TASK BRIEF: Which lines in the records below contain the word "name"? Copy each one out.

Chart and figure data:
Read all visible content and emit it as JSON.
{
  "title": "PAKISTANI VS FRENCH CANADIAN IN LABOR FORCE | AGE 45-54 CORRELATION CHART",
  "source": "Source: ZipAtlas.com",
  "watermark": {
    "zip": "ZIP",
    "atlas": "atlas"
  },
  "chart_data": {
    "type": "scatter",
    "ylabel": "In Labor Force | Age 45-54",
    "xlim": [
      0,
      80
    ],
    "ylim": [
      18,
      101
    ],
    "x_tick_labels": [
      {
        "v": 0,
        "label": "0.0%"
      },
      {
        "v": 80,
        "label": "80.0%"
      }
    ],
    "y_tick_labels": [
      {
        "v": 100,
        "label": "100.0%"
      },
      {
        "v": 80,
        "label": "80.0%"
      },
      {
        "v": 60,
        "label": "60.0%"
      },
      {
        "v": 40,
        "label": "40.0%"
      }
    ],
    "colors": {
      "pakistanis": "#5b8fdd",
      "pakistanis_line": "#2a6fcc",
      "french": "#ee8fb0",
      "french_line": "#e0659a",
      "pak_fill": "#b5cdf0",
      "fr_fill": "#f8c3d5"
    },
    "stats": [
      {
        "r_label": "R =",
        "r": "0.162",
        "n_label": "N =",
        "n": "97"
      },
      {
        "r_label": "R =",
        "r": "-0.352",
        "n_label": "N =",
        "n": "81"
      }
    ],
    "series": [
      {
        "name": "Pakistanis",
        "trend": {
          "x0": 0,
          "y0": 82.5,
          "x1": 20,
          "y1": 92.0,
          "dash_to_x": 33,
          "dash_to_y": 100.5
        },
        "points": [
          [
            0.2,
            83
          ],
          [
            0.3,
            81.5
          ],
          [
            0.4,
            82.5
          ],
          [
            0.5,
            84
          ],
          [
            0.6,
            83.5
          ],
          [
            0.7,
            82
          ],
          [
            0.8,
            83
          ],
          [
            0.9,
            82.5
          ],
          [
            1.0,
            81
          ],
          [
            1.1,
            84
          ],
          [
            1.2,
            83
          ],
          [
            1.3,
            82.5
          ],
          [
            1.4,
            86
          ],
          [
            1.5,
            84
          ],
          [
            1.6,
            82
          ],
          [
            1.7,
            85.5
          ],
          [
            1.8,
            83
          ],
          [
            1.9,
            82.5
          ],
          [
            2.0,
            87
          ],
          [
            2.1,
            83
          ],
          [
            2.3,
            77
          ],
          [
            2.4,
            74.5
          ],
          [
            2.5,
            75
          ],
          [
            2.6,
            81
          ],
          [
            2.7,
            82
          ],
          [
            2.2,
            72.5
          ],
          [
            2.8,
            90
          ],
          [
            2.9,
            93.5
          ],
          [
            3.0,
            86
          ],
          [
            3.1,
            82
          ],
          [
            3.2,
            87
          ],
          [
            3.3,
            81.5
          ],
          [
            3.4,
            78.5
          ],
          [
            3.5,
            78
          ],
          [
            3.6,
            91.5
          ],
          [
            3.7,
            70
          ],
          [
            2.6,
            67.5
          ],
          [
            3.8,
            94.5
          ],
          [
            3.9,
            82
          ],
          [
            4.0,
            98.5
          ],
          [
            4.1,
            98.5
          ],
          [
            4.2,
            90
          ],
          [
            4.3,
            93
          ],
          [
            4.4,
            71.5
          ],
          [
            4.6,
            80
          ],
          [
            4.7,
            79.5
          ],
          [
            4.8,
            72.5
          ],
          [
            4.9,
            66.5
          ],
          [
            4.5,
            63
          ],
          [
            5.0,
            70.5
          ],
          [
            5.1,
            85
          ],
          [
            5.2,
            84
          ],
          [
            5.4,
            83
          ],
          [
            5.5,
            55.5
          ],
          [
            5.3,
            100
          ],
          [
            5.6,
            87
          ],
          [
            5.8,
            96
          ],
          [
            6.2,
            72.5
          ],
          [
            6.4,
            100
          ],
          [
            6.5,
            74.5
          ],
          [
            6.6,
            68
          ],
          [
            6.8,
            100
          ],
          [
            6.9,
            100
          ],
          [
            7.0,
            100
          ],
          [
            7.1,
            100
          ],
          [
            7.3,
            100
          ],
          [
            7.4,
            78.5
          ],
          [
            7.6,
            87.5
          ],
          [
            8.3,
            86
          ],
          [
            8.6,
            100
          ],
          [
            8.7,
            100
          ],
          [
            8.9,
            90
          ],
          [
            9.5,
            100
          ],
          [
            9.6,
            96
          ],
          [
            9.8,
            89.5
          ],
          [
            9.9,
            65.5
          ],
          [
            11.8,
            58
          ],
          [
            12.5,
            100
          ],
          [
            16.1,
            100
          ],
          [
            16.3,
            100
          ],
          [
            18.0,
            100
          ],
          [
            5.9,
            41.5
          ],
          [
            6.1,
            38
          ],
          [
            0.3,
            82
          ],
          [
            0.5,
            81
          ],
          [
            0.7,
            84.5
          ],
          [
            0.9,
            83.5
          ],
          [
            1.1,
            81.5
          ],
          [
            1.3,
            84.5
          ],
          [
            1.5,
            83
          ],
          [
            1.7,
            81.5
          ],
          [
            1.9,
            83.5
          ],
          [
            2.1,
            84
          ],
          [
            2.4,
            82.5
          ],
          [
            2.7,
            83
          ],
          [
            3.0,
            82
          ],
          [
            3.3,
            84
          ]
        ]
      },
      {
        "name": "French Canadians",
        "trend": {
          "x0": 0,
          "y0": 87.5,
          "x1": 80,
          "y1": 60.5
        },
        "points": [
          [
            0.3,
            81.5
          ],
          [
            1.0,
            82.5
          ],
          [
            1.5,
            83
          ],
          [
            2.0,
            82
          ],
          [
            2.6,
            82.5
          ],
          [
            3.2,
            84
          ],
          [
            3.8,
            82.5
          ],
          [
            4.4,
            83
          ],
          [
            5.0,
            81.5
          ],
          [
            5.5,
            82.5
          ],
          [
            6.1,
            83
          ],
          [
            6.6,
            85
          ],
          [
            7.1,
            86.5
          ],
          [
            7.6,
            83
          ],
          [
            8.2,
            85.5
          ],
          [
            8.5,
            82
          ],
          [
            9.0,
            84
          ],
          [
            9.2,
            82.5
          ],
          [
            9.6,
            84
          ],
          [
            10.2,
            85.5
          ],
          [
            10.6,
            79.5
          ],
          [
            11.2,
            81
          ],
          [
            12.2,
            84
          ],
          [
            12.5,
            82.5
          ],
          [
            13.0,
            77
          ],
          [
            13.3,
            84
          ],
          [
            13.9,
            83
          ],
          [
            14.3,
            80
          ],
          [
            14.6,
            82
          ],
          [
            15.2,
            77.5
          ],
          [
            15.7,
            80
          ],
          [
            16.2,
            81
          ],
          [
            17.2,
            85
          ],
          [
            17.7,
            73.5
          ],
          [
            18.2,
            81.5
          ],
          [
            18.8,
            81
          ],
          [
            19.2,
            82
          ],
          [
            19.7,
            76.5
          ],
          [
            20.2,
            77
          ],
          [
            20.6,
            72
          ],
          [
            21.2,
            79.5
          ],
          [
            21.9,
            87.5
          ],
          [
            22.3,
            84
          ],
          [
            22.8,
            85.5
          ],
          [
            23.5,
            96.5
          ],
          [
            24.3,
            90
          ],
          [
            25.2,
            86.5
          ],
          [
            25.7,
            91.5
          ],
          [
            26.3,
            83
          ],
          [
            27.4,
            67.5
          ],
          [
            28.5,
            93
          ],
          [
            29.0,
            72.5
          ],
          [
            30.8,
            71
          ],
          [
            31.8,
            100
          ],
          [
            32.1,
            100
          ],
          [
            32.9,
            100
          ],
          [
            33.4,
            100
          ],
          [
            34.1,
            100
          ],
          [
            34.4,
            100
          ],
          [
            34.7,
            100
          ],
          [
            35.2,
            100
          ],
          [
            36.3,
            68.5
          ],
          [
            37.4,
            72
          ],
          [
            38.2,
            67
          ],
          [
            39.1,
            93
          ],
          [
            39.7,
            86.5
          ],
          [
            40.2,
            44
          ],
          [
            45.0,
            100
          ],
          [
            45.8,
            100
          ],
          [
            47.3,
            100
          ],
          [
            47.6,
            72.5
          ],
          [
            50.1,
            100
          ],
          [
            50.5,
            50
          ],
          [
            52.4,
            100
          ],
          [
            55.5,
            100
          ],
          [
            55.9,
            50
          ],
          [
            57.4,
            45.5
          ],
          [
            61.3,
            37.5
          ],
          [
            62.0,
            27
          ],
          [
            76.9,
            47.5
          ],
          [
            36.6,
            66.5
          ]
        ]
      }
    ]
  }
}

TASK RESPONSE:
        "name": "Pakistanis",
        "name": "French Canadians",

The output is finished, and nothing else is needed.